**What this task involves**.
Locate the string "color" throughout the material and copy every line in which it occurs.

===

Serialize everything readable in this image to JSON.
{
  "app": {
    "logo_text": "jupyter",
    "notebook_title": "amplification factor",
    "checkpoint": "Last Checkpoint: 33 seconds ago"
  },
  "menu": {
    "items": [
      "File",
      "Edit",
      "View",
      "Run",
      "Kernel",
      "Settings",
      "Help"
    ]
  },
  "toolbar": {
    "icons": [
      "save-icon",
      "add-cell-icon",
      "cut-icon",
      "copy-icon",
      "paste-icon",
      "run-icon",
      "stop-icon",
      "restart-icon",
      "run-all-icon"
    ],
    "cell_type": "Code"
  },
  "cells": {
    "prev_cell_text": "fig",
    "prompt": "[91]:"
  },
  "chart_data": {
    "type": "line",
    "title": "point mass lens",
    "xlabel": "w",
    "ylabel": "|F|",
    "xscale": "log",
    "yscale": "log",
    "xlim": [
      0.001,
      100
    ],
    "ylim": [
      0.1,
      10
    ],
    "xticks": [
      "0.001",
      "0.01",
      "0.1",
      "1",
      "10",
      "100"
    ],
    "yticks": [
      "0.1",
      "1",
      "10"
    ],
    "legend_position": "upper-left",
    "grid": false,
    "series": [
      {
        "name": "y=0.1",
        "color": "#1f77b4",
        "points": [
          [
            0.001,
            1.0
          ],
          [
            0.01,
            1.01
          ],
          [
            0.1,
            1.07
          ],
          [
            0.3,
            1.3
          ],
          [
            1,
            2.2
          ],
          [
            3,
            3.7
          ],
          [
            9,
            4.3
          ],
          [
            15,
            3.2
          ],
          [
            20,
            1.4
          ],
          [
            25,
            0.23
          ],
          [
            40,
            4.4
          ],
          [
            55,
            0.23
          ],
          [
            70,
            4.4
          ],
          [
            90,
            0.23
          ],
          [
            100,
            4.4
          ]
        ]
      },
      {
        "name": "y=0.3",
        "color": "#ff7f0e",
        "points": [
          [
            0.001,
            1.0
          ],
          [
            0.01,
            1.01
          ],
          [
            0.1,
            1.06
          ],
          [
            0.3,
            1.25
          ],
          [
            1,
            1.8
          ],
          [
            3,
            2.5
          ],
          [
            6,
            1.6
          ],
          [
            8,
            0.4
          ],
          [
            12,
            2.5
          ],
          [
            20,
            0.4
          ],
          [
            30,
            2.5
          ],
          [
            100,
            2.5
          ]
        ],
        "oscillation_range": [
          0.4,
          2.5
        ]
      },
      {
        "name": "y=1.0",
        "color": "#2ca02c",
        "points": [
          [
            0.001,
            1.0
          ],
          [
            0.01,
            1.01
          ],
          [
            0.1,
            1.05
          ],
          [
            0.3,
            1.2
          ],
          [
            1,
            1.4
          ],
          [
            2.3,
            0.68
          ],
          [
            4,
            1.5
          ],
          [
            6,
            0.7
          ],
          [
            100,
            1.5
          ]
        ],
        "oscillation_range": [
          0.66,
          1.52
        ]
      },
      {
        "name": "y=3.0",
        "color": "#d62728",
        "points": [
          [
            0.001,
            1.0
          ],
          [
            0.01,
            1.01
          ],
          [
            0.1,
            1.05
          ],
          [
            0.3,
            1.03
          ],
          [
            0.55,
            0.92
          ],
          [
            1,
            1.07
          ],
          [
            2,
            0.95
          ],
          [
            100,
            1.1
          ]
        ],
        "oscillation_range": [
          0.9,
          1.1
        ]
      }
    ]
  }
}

===

**Correct response**.
        "color": "#1f77b4",
        "color": "#ff7f0e",
        "color": "#2ca02c",
        "color": "#d62728",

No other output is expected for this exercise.